### [Written task]
Filter the lines below, copying only those with the string "range".

::::::::

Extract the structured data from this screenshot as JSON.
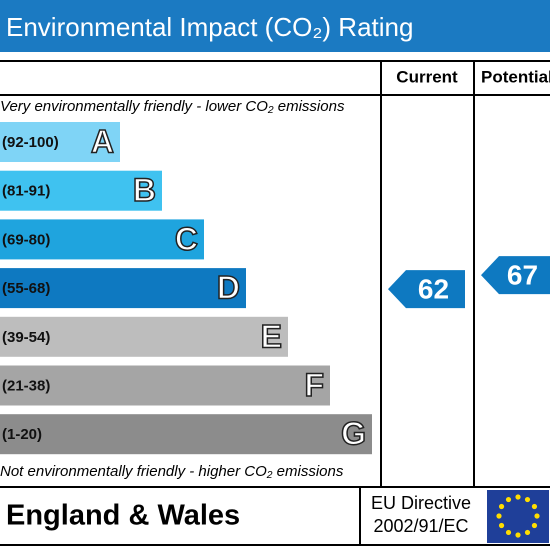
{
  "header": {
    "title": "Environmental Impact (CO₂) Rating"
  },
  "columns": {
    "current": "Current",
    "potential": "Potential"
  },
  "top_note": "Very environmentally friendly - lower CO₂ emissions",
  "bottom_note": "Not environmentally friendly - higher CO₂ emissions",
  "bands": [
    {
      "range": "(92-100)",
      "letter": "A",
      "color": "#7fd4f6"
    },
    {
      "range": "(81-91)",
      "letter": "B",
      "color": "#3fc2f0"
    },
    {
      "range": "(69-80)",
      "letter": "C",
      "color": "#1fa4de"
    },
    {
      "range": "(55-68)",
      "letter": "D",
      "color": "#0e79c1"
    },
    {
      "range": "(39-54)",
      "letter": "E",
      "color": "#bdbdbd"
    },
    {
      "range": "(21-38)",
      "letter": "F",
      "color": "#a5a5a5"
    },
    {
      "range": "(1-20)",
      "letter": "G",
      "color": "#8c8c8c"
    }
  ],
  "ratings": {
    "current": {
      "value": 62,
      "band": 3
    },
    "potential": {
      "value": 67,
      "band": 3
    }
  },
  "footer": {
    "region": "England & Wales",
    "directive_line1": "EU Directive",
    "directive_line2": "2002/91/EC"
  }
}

::::::::

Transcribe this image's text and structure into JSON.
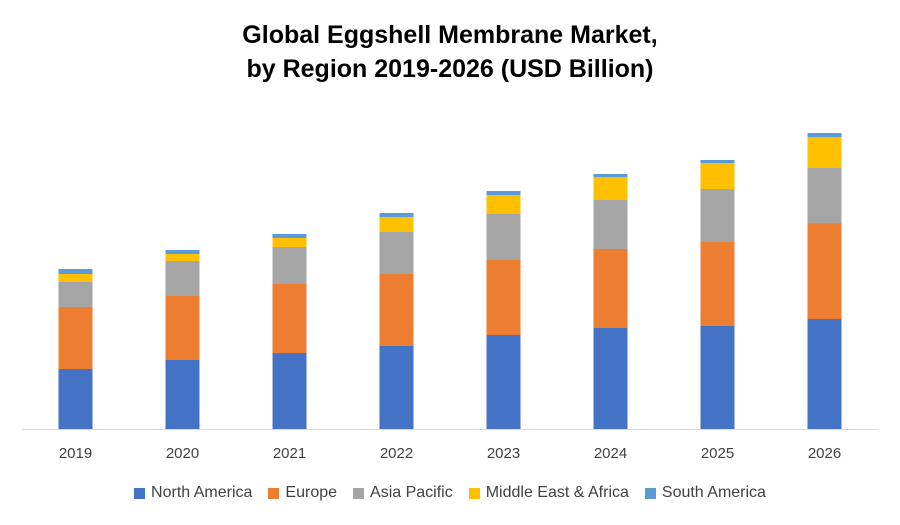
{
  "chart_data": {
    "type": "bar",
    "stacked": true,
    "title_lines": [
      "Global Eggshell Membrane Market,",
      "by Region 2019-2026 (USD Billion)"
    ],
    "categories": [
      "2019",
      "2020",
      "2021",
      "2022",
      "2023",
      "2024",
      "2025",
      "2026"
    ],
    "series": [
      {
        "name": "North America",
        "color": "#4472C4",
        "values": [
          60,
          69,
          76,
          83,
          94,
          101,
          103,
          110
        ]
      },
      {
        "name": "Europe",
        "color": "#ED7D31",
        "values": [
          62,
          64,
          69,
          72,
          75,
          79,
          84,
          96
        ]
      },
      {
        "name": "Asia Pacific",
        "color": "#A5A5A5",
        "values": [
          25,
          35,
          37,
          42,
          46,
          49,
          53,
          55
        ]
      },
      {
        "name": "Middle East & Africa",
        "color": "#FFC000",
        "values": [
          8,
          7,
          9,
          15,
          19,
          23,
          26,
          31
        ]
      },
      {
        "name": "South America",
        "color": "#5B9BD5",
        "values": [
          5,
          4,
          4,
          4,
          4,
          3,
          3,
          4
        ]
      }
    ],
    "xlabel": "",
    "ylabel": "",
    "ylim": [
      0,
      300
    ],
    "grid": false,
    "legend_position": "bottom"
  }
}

::::::::

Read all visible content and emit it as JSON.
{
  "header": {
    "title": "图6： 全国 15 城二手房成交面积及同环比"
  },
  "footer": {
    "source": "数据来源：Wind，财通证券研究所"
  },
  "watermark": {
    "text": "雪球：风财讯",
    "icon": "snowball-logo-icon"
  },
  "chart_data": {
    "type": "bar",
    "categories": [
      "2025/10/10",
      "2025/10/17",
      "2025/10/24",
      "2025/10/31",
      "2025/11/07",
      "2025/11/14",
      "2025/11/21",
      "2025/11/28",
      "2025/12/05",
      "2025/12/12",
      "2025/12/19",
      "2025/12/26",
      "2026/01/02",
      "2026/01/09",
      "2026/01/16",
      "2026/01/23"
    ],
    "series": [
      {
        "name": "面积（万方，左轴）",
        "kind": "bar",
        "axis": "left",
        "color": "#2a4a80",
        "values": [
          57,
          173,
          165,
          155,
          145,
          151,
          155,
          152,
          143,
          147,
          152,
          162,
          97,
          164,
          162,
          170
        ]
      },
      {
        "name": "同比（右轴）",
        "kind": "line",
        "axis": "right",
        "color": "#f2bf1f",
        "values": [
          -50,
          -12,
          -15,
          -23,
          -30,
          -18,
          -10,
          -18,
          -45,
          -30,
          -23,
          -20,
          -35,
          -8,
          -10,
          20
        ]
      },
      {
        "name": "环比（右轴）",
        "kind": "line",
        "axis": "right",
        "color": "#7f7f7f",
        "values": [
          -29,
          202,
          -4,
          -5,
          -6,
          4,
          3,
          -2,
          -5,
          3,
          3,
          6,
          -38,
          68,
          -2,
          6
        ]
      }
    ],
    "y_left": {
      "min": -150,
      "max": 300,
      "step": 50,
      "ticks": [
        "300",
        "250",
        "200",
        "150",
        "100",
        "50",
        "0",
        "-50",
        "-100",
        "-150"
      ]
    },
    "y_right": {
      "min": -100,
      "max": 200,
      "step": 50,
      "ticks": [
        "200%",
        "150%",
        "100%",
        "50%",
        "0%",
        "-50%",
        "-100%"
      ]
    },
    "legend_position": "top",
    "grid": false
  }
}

::::::::

### [The reply]
      "range": "(92-100)",
      "range": "(81-91)",
      "range": "(69-80)",
      "range": "(55-68)",
      "range": "(39-54)",
      "range": "(21-38)",
      "range": "(1-20)",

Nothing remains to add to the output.